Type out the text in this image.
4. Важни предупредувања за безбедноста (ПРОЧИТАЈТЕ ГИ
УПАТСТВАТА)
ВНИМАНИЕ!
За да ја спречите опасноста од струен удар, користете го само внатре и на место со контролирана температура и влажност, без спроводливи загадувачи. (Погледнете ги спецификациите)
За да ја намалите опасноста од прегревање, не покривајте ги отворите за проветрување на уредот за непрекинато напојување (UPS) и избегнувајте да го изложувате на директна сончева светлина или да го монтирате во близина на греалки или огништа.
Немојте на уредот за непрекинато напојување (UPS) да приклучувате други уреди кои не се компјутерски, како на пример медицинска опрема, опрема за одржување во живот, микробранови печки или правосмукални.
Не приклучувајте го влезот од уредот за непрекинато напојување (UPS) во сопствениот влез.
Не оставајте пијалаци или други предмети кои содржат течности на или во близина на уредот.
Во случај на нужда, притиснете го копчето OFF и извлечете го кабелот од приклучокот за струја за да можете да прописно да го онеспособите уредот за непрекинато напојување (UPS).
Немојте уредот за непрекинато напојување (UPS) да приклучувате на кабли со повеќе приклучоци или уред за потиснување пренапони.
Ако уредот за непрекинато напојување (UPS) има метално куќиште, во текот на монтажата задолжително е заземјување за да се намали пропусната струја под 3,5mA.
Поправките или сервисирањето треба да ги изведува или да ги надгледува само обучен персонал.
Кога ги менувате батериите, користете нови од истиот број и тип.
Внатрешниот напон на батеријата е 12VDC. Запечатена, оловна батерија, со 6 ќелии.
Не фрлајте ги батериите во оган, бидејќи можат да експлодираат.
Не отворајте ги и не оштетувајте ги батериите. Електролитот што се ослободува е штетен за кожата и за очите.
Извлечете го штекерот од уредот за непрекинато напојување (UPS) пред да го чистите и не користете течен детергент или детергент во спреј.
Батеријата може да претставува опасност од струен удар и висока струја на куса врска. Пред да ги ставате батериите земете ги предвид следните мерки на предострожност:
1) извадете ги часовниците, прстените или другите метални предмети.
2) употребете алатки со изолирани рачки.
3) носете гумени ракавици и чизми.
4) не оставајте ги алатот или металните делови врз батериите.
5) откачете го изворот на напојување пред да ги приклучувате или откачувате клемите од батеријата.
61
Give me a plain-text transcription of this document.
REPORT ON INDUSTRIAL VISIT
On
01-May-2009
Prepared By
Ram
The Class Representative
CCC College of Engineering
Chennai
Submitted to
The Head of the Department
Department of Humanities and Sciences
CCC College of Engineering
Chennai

> Exercise brief
Pull out all lines from the entries above that include the word "уредот".

> Response for this exercise
За да ја намалите опасноста од прегревање, не покривајте ги отворите за проветрување на уредот за непрекинато напојување (UPS) и избегнувајте да го изложувате на директна сончева светлина или да го монтирате во близина на греалки или огништа.
Немојте на уредот за непрекинато напојување (UPS) да приклучувате други уреди кои не се компјутерски, како на пример медицинска опрема, опрема за одржување во живот, микробранови печки или правосмукални.
Не приклучувајте го влезот од уредот за непрекинато напојување (UPS) во сопствениот влез.
Не оставајте пијалаци или други предмети кои содржат течности на или во близина на уредот.
Во случај на нужда, притиснете го копчето OFF и извлечете го кабелот од приклучокот за струја за да можете да прописно да го онеспособите уредот за непрекинато напојување (UPS).
Немојте уредот за непрекинато напојување (UPS) да приклучувате на кабли со повеќе приклучоци или уред за потиснување пренапони.
Ако уредот за непрекинато напојување (UPS) има метално куќиште, во текот на монтажата задолжително е заземјување за да се намали пропусната струја под 3,5mA.
Извлечете го штекерот од уредот за непрекинато напојување (UPS) пред да го чистите и не користете течен детергент или детергент во спреј.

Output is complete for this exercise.